**Data in this exercise**
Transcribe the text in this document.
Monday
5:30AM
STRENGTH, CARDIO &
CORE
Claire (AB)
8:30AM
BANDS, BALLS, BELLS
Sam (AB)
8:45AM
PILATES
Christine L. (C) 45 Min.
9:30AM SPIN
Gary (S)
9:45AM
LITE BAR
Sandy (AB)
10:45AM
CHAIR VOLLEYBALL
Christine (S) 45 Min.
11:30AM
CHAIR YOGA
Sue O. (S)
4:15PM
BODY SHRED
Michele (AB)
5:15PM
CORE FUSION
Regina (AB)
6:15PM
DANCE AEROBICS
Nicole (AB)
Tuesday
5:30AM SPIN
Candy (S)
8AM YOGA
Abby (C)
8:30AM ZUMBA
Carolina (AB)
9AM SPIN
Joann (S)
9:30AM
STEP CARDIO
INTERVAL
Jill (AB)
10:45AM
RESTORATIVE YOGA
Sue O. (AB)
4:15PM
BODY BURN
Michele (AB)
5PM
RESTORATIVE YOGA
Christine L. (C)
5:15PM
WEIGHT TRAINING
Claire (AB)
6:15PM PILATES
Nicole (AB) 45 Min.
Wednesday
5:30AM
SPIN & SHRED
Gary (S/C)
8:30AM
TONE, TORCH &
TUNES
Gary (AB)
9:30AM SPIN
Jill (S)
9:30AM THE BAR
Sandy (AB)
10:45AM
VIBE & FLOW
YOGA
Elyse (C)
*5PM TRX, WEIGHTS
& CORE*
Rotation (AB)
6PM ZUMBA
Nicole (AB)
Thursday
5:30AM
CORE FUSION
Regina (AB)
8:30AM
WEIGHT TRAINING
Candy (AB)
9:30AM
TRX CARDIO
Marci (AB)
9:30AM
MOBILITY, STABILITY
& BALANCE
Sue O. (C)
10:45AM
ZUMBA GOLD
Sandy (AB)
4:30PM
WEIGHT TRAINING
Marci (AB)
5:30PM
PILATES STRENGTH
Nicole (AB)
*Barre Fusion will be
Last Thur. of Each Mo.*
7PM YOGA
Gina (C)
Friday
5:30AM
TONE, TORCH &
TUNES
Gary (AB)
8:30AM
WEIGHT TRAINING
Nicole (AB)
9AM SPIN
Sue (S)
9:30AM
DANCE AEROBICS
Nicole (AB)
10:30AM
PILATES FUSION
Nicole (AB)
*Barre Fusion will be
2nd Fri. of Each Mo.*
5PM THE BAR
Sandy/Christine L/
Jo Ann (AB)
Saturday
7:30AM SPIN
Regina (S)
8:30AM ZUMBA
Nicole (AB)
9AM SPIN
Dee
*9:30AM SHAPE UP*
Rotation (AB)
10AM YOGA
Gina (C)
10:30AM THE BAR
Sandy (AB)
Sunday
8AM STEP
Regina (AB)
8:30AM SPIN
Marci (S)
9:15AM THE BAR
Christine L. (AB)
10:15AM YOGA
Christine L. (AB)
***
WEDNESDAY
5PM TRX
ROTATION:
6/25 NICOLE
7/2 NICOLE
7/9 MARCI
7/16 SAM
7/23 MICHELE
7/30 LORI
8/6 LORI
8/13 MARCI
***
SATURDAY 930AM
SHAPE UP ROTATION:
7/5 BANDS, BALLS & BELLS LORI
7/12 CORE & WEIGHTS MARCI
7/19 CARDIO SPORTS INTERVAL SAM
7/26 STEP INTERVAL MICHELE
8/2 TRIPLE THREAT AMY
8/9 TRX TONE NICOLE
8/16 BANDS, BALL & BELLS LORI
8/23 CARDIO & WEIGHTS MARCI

**Task goal**
Return all of the entries exactly as written.

**Final answer**
Transcribe the text in this document.
Monday
5:30AM
STRENGTH, CARDIO &
CORE
Claire (AB)
8:30AM
BANDS, BALLS, BELLS
Sam (AB)
8:45AM
PILATES
Christine L. (C) 45 Min.
9:30AM SPIN
Gary (S)
9:45AM
LITE BAR
Sandy (AB)
10:45AM
CHAIR VOLLEYBALL
Christine (S) 45 Min.
11:30AM
CHAIR YOGA
Sue O. (S)
4:15PM
BODY SHRED
Michele (AB)
5:15PM
CORE FUSION
Regina (AB)
6:15PM
DANCE AEROBICS
Nicole (AB)
Tuesday
5:30AM SPIN
Candy (S)
8AM YOGA
Abby (C)
8:30AM ZUMBA
Carolina (AB)
9AM SPIN
Joann (S)
9:30AM
STEP CARDIO
INTERVAL
Jill (AB)
10:45AM
RESTORATIVE YOGA
Sue O. (AB)
4:15PM
BODY BURN
Michele (AB)
5PM
RESTORATIVE YOGA
Christine L. (C)
5:15PM
WEIGHT TRAINING
Claire (AB)
6:15PM PILATES
Nicole (AB) 45 Min.
Wednesday
5:30AM
SPIN & SHRED
Gary (S/C)
8:30AM
TONE, TORCH &
TUNES
Gary (AB)
9:30AM SPIN
Jill (S)
9:30AM THE BAR
Sandy (AB)
10:45AM
VIBE & FLOW
YOGA
Elyse (C)
*5PM TRX, WEIGHTS
& CORE*
Rotation (AB)
6PM ZUMBA
Nicole (AB)
Thursday
5:30AM
CORE FUSION
Regina (AB)
8:30AM
WEIGHT TRAINING
Candy (AB)
9:30AM
TRX CARDIO
Marci (AB)
9:30AM
MOBILITY, STABILITY
& BALANCE
Sue O. (C)
10:45AM
ZUMBA GOLD
Sandy (AB)
4:30PM
WEIGHT TRAINING
Marci (AB)
5:30PM
PILATES STRENGTH
Nicole (AB)
*Barre Fusion will be
Last Thur. of Each Mo.*
7PM YOGA
Gina (C)
Friday
5:30AM
TONE, TORCH &
TUNES
Gary (AB)
8:30AM
WEIGHT TRAINING
Nicole (AB)
9AM SPIN
Sue (S)
9:30AM
DANCE AEROBICS
Nicole (AB)
10:30AM
PILATES FUSION
Nicole (AB)
*Barre Fusion will be
2nd Fri. of Each Mo.*
5PM THE BAR
Sandy/Christine L/
Jo Ann (AB)
Saturday
7:30AM SPIN
Regina (S)
8:30AM ZUMBA
Nicole (AB)
9AM SPIN
Dee
*9:30AM SHAPE UP*
Rotation (AB)
10AM YOGA
Gina (C)
10:30AM THE BAR
Sandy (AB)
Sunday
8AM STEP
Regina (AB)
8:30AM SPIN
Marci (S)
9:15AM THE BAR
Christine L. (AB)
10:15AM YOGA
Christine L. (AB)
***
WEDNESDAY
5PM TRX
ROTATION:
6/25 NICOLE
7/2 NICOLE
7/9 MARCI
7/16 SAM
7/23 MICHELE
7/30 LORI
8/6 LORI
8/13 MARCI
***
SATURDAY 930AM
SHAPE UP ROTATION:
7/5 BANDS, BALLS & BELLS LORI
7/12 CORE & WEIGHTS MARCI
7/19 CARDIO SPORTS INTERVAL SAM
7/26 STEP INTERVAL MICHELE
8/2 TRIPLE THREAT AMY
8/9 TRX TONE NICOLE
8/16 BANDS, BALL & BELLS LORI
8/23 CARDIO & WEIGHTS MARCI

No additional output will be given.